The records below are made of lines; count those holding the word "Scanning" and give the number only.

DATA FOR THIS EXERCISE>
· · · ·
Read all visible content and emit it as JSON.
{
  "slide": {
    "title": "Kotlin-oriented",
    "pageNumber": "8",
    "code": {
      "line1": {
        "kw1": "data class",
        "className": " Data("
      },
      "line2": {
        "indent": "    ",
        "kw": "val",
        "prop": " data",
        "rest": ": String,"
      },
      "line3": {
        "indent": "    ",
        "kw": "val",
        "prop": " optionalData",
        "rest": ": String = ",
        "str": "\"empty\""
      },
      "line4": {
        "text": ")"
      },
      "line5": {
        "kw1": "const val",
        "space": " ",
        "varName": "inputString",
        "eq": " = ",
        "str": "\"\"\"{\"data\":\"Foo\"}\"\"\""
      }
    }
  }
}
· · · ·
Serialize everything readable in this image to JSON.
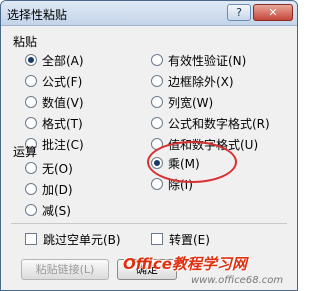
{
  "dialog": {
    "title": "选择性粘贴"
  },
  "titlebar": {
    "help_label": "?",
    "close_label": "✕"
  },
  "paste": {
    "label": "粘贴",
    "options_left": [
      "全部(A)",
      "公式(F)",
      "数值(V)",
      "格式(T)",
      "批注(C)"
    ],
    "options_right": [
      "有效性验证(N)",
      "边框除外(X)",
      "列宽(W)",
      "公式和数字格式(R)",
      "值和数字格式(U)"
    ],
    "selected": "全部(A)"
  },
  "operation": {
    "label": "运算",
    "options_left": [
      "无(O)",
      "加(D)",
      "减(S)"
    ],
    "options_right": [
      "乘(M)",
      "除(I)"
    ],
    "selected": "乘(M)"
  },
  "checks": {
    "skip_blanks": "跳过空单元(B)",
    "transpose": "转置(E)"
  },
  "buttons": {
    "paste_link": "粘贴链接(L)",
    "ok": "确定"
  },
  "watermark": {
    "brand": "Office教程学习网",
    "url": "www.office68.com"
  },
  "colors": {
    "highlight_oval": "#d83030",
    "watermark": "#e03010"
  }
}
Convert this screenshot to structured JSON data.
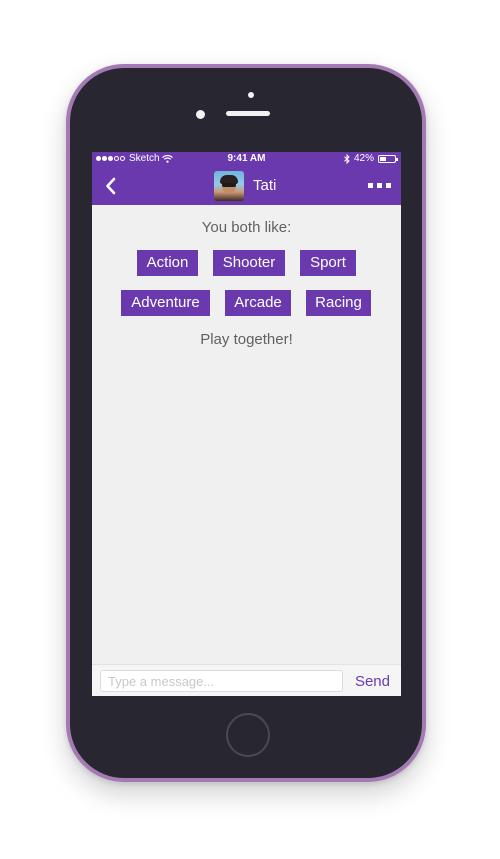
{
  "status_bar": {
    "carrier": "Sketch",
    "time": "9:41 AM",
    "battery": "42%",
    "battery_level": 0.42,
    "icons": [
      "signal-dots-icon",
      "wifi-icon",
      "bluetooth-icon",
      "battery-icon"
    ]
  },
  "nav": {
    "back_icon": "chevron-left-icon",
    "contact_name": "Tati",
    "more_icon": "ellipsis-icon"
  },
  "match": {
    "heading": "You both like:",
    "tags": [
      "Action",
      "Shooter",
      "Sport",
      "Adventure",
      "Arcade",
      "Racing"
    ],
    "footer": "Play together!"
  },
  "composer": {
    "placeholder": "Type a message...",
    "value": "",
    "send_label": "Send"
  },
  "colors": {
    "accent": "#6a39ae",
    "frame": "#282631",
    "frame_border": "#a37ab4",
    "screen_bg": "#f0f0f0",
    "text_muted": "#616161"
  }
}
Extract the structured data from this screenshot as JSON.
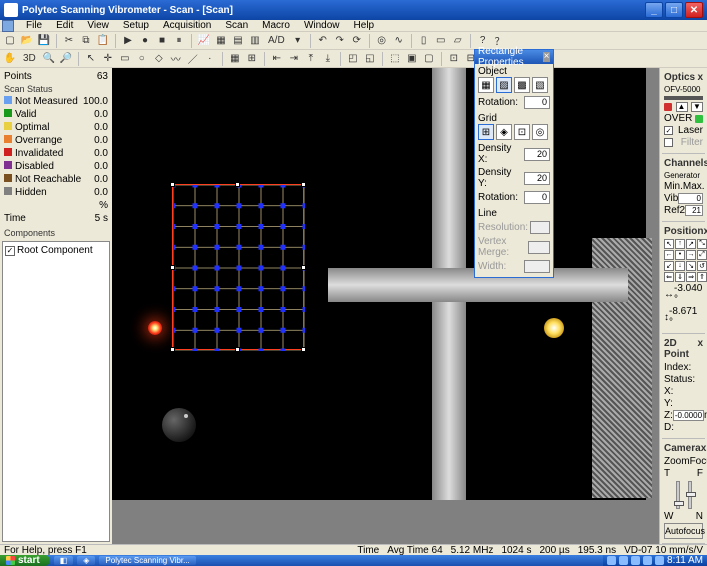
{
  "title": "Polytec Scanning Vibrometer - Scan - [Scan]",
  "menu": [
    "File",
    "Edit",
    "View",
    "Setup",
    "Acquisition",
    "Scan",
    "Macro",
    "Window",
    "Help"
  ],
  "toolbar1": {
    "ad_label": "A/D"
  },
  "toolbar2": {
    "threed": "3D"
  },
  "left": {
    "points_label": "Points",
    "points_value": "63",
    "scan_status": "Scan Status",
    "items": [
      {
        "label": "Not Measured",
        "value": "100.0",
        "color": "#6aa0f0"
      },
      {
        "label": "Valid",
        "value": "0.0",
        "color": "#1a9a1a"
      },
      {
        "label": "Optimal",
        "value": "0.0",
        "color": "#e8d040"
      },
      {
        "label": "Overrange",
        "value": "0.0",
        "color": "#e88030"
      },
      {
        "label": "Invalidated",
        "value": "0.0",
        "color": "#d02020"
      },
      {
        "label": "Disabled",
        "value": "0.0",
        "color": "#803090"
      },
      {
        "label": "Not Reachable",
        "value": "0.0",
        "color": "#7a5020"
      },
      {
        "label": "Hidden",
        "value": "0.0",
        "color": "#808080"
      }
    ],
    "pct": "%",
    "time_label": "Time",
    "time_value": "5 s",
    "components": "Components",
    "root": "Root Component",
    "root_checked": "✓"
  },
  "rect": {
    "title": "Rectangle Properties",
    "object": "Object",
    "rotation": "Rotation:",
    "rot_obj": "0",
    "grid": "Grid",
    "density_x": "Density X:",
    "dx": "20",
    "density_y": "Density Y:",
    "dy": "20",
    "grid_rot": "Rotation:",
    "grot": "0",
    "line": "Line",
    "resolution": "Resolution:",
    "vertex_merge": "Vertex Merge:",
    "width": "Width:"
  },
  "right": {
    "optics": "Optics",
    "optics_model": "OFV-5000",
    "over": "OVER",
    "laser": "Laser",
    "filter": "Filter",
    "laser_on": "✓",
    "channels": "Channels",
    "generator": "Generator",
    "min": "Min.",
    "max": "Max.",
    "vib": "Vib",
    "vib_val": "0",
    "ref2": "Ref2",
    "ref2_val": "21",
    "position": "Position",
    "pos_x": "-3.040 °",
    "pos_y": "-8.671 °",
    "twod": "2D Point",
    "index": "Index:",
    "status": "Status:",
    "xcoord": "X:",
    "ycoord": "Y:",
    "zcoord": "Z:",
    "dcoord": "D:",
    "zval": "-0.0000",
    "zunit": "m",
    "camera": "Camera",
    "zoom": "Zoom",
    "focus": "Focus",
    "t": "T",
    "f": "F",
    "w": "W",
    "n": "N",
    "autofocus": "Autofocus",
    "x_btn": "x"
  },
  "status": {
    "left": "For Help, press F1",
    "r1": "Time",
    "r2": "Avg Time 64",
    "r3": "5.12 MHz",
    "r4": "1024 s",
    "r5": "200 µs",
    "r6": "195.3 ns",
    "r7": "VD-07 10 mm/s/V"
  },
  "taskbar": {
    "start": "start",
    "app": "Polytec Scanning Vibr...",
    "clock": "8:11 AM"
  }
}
· · · ·
REPLY> 2